(Records from a data collection)
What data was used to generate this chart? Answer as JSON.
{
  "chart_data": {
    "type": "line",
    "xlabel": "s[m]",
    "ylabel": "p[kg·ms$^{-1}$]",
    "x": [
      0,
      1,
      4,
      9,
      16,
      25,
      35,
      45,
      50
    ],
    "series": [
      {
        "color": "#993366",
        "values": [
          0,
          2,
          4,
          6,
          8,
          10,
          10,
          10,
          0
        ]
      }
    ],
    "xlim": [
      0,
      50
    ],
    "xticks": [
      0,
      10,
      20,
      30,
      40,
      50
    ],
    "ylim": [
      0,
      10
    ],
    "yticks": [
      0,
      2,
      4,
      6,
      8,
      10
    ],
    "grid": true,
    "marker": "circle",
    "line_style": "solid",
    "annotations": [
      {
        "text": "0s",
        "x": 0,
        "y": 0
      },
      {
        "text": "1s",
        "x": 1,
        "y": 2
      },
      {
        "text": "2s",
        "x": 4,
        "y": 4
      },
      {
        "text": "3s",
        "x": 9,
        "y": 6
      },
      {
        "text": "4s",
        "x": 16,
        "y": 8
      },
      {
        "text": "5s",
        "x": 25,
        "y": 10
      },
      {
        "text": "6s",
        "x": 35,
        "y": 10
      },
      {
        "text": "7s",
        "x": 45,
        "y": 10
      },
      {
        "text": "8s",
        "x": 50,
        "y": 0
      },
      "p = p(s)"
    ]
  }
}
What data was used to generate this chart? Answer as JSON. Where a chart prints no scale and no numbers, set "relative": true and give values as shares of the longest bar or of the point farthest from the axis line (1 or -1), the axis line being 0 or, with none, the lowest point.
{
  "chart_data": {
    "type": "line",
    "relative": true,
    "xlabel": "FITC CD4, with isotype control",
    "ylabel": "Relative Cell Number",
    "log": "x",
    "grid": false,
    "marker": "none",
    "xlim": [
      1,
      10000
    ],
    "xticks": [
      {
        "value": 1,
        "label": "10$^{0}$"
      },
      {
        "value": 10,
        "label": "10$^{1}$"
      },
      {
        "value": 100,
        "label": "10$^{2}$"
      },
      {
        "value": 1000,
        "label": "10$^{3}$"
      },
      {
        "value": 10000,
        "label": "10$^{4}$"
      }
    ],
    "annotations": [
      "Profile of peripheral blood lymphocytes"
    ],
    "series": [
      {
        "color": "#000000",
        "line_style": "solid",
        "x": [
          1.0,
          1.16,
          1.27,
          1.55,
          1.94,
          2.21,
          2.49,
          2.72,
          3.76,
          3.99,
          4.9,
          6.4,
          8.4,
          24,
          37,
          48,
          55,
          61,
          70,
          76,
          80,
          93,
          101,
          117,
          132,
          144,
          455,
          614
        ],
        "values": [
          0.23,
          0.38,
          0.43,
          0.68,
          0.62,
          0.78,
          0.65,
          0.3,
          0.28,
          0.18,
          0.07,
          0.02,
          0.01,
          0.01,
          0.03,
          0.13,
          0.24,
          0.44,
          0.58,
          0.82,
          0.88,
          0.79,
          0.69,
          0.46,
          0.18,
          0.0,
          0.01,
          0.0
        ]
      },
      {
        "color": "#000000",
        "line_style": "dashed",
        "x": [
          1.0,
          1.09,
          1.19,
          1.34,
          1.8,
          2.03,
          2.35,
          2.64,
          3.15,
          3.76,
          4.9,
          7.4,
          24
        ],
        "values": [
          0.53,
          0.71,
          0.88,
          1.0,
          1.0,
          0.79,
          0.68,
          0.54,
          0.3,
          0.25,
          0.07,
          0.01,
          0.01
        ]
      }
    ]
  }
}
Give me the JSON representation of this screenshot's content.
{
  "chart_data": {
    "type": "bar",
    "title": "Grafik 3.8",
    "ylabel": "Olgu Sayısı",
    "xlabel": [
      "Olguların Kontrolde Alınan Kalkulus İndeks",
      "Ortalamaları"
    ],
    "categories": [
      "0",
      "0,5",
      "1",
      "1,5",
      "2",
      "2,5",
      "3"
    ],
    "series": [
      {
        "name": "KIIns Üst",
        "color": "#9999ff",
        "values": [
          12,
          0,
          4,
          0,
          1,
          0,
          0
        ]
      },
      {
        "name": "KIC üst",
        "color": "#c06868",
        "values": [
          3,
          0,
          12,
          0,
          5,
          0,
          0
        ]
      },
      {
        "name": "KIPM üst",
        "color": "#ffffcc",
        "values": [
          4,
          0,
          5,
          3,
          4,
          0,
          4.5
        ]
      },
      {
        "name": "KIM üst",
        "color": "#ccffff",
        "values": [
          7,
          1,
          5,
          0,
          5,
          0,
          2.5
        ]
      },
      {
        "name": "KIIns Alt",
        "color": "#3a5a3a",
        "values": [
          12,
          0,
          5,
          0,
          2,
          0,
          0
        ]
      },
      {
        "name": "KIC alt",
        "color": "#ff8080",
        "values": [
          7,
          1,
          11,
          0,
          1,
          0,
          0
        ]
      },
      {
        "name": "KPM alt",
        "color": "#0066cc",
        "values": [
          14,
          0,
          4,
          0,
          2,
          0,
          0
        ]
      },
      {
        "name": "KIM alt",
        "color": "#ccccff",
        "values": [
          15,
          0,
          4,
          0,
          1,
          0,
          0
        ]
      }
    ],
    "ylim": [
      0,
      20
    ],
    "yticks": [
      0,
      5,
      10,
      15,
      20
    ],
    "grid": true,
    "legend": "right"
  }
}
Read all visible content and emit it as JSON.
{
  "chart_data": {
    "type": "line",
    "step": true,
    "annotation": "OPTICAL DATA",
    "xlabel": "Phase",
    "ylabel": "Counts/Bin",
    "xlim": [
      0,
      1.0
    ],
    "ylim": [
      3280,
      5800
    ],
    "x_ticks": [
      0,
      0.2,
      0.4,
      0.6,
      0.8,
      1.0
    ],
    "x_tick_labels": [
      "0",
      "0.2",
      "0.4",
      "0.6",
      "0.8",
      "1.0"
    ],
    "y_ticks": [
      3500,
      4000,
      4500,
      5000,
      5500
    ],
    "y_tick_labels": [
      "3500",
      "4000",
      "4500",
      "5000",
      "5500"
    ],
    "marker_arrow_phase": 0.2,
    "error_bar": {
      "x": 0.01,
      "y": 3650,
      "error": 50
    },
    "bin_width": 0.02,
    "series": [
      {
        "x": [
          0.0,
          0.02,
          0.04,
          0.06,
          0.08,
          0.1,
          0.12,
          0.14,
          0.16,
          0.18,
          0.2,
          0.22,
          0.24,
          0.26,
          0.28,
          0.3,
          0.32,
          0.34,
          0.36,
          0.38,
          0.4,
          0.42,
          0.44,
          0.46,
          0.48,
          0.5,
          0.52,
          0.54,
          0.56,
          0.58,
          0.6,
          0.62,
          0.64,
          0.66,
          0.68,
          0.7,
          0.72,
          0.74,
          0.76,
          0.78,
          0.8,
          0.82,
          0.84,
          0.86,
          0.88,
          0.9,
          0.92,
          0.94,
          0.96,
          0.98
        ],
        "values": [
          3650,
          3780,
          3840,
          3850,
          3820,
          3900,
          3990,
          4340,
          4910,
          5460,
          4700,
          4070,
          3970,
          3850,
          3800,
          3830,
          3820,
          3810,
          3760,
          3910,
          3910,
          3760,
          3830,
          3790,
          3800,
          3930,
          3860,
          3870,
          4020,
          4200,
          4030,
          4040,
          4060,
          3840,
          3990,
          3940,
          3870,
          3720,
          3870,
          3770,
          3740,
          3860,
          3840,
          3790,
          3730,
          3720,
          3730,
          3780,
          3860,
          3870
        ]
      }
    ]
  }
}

## Given exercise
Copy each line of the records that contains the word "text".

## Task solution
        "text": "0s",
        "text": "1s",
        "text": "2s",
        "text": "3s",
        "text": "4s",
        "text": "5s",
        "text": "6s",
        "text": "7s",
        "text": "8s",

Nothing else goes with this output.